--- Given request ---
Of the lines listed below, how many contain the string "místě"? Answer with the number alone.

--- Provided data ---
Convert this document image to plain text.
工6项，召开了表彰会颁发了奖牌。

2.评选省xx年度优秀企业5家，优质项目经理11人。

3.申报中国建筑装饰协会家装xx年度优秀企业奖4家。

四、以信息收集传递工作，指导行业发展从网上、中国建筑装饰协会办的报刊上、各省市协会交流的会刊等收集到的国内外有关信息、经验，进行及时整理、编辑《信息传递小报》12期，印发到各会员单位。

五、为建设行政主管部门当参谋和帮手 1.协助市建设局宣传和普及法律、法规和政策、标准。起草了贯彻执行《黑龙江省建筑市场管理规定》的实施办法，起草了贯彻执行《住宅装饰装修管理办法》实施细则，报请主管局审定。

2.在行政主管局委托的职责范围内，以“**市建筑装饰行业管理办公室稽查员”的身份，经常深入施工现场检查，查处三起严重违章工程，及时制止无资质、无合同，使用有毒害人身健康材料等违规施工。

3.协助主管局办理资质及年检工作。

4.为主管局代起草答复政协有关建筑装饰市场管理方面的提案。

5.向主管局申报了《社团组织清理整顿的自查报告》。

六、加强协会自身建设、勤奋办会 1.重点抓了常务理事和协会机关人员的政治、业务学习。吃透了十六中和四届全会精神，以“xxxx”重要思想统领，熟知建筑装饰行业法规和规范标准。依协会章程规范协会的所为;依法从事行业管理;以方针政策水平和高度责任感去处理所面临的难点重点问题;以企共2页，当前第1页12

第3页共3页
--
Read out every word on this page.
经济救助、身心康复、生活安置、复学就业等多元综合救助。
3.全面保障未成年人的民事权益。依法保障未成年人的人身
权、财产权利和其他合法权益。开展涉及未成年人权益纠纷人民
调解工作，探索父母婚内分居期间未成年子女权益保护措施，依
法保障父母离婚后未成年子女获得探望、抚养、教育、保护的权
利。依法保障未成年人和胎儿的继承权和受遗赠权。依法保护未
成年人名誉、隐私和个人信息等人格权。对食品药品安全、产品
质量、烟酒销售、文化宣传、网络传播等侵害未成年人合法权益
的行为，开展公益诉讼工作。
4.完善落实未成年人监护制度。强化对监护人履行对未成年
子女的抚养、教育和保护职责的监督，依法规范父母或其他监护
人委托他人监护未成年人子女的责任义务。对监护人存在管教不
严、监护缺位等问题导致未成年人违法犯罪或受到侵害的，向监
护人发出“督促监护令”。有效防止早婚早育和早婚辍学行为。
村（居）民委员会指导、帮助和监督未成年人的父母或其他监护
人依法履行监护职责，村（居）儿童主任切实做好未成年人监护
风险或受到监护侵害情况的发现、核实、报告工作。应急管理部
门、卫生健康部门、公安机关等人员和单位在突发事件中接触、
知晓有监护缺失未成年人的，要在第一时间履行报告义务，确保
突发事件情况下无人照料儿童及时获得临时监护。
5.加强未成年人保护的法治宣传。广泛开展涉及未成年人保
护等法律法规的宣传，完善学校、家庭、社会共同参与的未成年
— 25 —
==
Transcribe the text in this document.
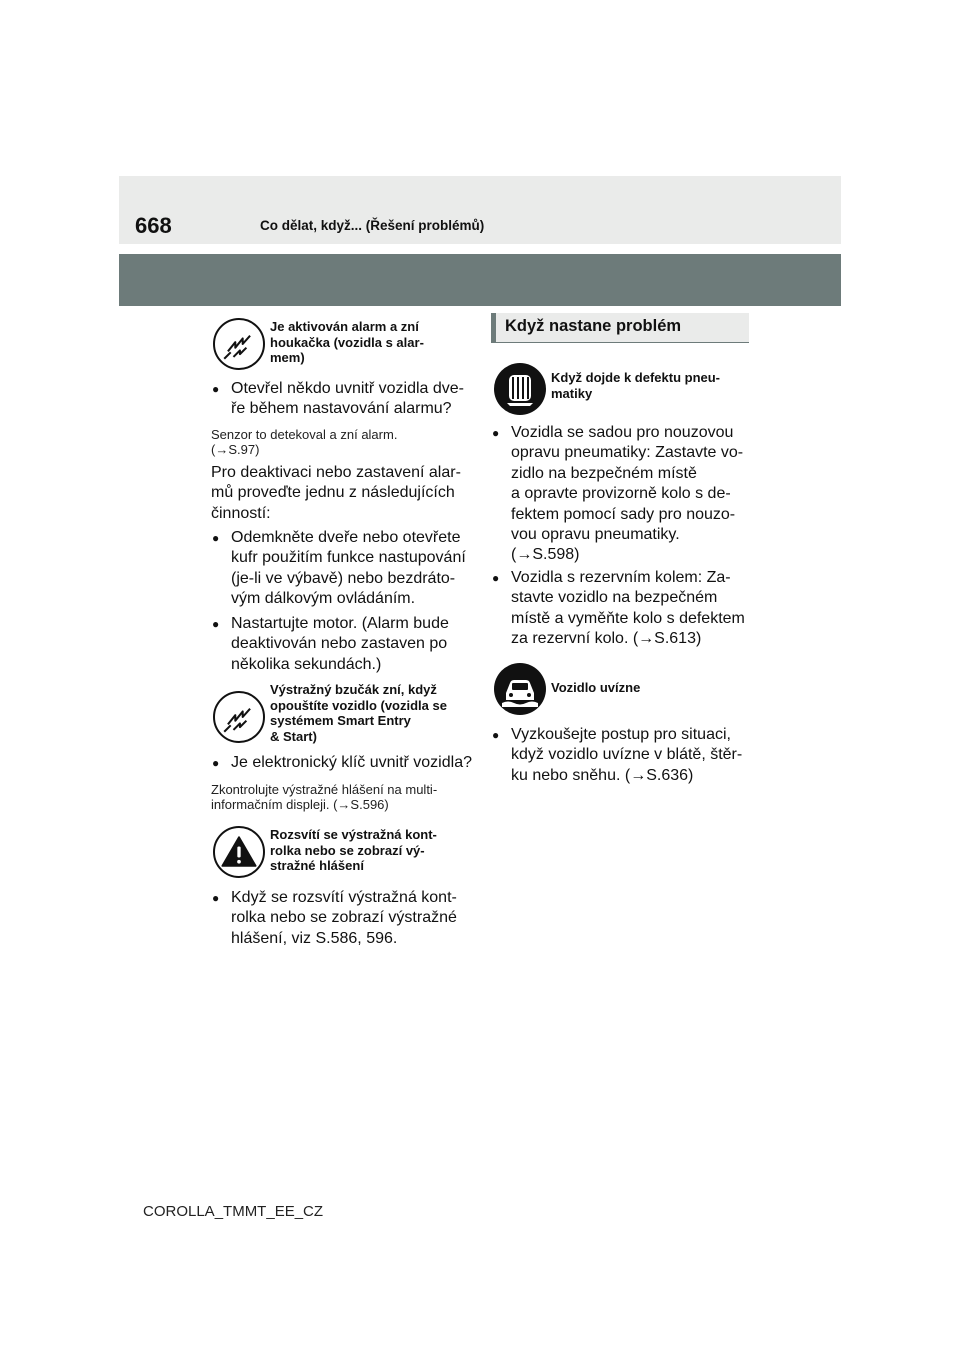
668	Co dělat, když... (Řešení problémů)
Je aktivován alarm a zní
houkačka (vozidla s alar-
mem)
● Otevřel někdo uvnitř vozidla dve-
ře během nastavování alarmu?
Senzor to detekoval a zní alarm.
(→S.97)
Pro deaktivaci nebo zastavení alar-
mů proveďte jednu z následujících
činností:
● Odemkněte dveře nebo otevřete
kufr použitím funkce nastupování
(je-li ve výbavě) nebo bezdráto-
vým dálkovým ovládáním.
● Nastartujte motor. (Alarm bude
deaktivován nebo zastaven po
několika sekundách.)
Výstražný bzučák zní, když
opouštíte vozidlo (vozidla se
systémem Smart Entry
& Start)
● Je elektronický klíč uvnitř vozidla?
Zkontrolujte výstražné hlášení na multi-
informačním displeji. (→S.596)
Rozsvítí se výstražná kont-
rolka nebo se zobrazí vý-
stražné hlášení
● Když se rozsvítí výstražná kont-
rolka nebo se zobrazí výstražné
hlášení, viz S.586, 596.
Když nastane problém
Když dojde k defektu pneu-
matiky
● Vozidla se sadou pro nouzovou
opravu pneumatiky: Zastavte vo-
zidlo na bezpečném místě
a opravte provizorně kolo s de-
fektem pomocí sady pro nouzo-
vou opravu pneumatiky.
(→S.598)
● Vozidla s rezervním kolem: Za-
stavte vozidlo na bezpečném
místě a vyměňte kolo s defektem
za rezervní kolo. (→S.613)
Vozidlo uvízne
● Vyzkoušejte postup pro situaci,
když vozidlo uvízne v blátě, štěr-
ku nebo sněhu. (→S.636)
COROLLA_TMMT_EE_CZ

--- Exercise output ---
2